What the task requires :: Copy, in full, each line of the material that holds the word "ffffff".

Information given ::
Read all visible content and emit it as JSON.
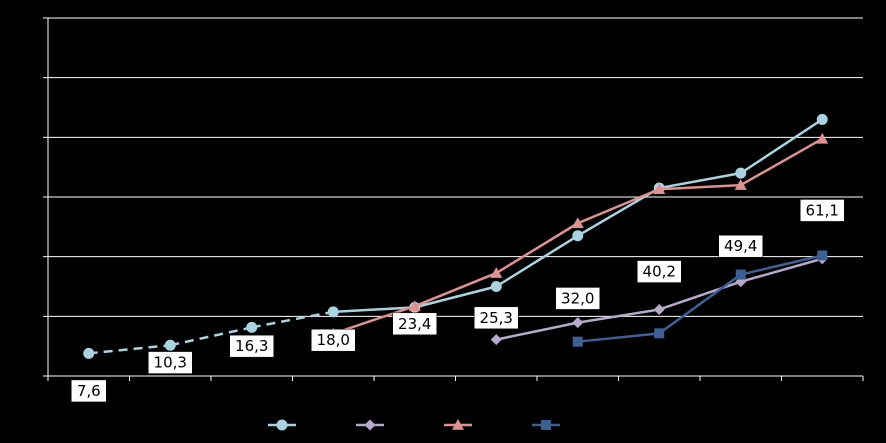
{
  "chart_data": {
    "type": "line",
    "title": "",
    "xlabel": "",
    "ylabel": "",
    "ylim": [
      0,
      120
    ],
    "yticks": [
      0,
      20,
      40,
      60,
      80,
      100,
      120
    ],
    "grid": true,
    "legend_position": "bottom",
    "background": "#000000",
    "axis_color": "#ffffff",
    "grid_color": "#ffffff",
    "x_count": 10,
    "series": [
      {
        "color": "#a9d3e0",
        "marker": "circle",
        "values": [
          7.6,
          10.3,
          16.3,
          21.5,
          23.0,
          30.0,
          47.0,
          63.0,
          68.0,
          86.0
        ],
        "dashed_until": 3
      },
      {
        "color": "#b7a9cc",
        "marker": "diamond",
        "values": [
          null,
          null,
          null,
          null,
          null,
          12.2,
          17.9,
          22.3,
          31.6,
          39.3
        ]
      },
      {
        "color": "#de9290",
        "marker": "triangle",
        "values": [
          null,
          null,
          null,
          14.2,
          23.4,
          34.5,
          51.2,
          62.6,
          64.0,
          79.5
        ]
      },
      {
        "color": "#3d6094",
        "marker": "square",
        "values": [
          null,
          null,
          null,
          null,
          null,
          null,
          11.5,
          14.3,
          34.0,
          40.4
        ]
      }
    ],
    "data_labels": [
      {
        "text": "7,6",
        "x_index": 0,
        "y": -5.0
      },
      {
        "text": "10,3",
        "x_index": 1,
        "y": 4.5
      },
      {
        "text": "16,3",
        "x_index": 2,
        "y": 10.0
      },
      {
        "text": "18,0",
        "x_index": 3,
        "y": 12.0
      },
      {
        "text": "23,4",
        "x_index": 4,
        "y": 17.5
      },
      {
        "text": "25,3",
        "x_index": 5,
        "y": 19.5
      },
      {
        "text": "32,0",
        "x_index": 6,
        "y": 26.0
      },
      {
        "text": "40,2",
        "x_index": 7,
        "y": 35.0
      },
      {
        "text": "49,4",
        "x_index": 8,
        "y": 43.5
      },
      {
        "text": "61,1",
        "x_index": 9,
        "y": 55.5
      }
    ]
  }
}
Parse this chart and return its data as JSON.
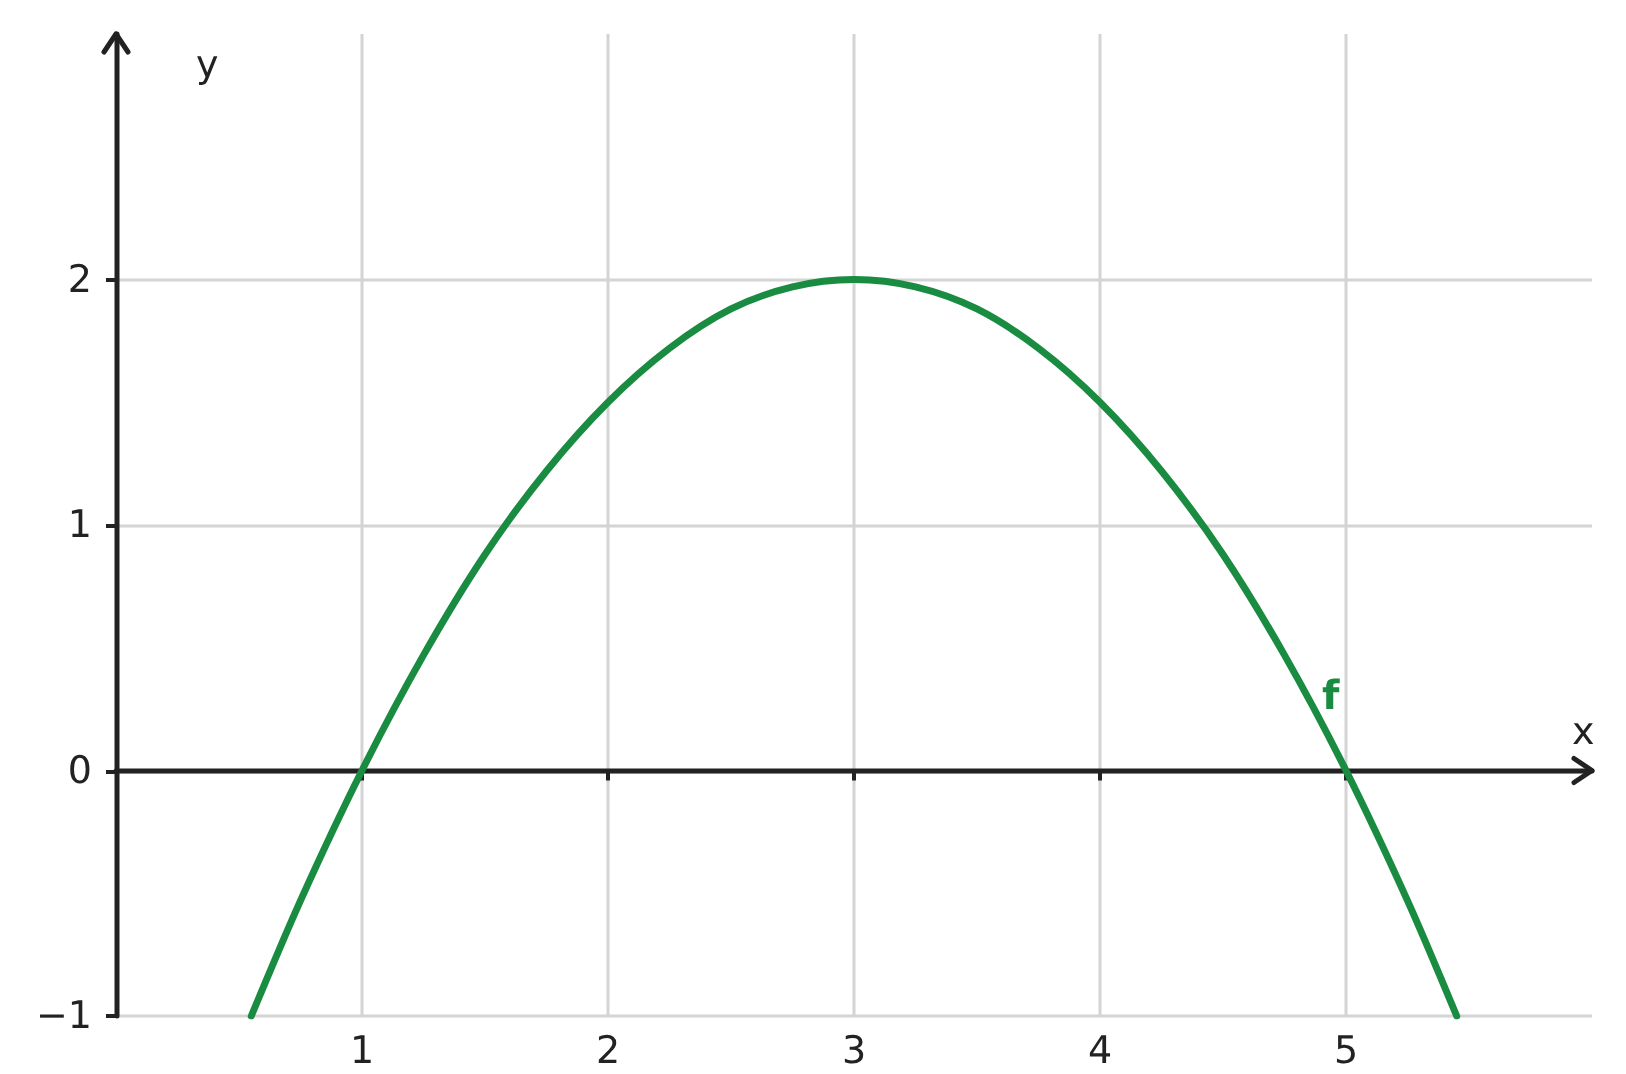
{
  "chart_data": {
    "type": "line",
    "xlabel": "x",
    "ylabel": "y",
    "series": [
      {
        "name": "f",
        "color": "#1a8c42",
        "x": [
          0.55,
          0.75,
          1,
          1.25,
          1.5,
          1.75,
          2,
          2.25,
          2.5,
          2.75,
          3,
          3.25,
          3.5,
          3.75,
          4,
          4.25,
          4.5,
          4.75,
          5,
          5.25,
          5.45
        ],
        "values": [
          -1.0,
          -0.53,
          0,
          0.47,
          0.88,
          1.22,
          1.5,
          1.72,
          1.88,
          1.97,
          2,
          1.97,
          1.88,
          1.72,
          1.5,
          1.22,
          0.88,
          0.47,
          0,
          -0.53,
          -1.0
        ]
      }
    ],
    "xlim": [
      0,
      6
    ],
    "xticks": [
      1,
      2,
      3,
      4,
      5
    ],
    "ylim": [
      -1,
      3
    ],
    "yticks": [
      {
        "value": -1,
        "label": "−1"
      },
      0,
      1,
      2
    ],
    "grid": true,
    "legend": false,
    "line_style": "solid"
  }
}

Response for this exercise ::
    "axis_color": "#ffffff",
    "grid_color": "#ffffff",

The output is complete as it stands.